- Records shown -
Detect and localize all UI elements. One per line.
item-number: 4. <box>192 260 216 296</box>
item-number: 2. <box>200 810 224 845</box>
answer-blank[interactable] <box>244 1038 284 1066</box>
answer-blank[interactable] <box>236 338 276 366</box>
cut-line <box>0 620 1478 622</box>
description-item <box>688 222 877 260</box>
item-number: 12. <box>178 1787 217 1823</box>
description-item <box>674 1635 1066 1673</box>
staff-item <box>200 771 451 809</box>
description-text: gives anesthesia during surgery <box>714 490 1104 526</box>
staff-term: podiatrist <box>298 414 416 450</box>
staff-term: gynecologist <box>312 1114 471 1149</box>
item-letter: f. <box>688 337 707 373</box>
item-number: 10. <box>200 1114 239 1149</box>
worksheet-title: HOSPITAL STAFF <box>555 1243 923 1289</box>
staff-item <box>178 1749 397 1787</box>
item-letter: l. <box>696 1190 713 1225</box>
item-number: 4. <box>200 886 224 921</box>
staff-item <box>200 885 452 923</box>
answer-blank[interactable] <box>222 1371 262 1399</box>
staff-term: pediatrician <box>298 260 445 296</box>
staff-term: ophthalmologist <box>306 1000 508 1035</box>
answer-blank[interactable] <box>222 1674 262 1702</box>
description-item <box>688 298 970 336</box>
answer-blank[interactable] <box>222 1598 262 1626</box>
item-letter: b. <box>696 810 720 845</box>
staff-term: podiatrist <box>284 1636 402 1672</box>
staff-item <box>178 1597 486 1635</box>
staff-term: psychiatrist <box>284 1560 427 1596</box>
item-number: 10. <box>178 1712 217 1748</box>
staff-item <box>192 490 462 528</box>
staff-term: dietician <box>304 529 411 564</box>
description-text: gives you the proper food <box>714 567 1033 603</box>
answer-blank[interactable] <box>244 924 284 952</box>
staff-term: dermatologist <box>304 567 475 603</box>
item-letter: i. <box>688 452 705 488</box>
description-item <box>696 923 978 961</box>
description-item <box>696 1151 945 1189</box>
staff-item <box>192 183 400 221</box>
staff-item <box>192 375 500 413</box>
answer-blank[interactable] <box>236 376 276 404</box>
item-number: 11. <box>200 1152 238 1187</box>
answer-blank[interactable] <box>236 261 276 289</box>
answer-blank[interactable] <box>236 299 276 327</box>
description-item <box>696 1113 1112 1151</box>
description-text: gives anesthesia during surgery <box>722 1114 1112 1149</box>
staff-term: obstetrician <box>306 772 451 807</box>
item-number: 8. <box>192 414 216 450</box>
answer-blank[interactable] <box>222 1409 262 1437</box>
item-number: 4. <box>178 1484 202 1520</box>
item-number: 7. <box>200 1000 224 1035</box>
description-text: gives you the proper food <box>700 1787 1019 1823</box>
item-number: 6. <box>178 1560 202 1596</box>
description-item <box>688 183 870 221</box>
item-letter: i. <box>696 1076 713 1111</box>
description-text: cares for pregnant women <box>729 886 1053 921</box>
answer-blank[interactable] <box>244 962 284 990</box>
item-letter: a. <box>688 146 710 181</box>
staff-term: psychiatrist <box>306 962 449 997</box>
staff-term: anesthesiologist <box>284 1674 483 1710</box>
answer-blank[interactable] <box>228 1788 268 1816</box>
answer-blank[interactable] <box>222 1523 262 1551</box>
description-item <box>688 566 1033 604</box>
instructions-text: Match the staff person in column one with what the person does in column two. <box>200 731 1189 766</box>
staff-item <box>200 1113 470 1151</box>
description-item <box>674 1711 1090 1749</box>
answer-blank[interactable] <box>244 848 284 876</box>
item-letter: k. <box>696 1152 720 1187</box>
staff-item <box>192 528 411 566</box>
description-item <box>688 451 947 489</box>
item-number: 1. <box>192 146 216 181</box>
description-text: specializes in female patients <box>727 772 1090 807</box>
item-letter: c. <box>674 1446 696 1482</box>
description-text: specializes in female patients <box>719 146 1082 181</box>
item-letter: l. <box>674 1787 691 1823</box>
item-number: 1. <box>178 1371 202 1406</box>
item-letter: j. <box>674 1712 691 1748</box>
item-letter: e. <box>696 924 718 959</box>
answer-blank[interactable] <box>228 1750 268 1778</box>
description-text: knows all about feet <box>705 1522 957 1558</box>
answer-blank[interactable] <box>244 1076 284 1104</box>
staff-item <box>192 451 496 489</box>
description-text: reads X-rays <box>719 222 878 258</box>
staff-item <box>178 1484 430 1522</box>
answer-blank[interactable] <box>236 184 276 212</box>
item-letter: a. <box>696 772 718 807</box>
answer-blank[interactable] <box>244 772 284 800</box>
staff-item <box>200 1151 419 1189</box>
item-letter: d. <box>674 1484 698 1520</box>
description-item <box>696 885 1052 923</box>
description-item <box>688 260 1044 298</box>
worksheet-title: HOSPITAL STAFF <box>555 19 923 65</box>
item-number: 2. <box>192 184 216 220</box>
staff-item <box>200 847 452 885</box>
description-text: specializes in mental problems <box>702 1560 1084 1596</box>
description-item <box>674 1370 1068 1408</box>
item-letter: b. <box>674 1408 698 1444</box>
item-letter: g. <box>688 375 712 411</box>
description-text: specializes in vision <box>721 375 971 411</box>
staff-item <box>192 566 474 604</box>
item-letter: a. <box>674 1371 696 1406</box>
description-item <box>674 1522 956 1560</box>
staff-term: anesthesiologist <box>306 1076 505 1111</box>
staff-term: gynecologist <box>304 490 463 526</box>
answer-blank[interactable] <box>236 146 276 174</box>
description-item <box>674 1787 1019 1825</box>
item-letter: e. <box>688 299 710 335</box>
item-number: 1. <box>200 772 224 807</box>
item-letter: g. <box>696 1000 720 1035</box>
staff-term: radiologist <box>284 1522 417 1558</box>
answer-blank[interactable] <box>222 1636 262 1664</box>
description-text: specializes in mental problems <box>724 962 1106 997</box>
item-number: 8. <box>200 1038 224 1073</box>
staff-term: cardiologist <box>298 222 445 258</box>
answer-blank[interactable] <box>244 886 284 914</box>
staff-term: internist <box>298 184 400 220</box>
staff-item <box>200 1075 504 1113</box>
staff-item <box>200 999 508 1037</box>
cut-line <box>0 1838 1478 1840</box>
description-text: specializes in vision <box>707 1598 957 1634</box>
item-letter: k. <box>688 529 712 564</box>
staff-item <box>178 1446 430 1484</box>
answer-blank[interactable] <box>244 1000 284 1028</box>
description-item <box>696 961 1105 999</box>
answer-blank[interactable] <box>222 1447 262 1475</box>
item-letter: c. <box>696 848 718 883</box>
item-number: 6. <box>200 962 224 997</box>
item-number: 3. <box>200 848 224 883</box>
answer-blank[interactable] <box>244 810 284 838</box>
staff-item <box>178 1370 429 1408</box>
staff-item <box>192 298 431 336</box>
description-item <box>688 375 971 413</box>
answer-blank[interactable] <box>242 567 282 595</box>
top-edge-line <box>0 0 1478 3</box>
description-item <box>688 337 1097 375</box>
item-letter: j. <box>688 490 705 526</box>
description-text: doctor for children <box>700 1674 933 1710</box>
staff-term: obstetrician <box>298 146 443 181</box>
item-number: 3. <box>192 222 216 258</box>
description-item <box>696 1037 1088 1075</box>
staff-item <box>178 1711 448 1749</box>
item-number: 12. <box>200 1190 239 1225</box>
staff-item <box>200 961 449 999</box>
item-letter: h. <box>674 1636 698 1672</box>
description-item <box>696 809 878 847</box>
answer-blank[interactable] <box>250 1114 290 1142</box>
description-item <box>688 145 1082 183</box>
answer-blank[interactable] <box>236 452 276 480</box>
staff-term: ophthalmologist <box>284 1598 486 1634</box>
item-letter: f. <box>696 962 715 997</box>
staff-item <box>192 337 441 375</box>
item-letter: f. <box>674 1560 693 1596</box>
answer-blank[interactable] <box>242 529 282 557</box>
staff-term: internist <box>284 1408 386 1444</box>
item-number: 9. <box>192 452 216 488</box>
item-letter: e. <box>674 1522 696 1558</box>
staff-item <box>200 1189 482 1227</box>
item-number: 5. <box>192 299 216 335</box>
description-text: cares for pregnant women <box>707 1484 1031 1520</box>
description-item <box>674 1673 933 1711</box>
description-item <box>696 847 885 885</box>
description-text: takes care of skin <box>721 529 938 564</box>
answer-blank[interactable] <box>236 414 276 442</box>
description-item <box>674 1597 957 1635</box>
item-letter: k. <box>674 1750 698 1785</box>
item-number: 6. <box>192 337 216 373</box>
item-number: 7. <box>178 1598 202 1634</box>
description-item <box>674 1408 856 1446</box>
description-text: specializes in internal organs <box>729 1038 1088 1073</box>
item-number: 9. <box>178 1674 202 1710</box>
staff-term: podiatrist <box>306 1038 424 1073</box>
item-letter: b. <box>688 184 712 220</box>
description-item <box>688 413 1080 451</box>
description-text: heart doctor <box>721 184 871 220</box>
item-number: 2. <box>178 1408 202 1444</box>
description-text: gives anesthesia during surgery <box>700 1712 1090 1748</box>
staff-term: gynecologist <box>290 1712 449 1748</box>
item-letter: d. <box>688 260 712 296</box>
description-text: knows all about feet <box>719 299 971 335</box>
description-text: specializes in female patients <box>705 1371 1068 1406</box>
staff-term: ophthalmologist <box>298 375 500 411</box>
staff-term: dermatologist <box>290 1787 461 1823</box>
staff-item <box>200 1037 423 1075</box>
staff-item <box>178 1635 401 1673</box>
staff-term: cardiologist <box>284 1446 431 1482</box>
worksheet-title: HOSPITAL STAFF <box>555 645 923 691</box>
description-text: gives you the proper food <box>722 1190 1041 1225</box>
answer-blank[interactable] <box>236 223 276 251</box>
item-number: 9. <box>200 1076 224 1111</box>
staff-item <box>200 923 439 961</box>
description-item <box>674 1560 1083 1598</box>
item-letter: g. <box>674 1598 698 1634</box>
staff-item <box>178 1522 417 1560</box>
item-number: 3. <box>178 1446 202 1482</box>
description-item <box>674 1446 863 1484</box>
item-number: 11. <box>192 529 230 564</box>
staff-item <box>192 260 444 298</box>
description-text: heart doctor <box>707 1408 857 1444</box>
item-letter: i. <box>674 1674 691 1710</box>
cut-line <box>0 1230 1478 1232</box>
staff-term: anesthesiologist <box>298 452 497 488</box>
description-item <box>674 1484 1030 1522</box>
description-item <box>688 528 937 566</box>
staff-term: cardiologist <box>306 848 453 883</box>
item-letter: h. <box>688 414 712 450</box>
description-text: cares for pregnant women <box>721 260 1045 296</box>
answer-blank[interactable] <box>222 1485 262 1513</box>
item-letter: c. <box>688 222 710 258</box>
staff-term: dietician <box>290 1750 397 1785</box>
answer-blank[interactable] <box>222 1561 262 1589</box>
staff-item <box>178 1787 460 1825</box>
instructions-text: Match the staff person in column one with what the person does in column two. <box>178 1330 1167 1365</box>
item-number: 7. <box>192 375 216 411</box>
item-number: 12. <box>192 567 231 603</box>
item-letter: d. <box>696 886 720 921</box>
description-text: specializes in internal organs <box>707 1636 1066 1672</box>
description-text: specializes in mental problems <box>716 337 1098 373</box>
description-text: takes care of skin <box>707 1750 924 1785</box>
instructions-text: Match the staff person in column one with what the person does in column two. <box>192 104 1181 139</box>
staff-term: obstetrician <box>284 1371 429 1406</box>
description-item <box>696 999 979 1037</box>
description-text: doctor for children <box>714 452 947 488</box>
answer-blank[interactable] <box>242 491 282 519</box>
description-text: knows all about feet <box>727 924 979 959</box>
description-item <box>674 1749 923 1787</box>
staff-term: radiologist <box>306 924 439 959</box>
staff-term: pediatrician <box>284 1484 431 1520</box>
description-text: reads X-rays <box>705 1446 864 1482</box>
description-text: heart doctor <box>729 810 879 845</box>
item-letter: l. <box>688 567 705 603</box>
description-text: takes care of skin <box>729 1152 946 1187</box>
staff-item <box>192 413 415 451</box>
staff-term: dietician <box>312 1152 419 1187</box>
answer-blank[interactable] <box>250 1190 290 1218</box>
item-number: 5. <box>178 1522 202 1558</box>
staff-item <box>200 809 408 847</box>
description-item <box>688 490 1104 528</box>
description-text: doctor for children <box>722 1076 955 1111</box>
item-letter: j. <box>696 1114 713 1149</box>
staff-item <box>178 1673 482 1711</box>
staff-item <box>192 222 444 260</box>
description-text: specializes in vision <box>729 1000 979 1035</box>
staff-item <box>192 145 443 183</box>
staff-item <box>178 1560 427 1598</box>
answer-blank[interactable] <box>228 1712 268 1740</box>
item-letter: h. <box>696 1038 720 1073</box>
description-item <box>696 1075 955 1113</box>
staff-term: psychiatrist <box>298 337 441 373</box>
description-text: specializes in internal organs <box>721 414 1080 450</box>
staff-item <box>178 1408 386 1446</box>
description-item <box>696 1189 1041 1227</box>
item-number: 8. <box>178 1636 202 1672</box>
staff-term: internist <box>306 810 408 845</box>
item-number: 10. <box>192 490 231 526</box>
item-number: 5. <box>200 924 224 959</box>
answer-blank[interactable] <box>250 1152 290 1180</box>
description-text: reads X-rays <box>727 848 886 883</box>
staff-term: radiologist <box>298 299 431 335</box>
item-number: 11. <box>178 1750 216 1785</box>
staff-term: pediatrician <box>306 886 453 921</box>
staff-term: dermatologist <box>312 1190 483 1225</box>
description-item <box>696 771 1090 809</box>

- Brief -
Say how many lines in the records hold the word "organs", giving the number by itself.

- Response to this exercise -
3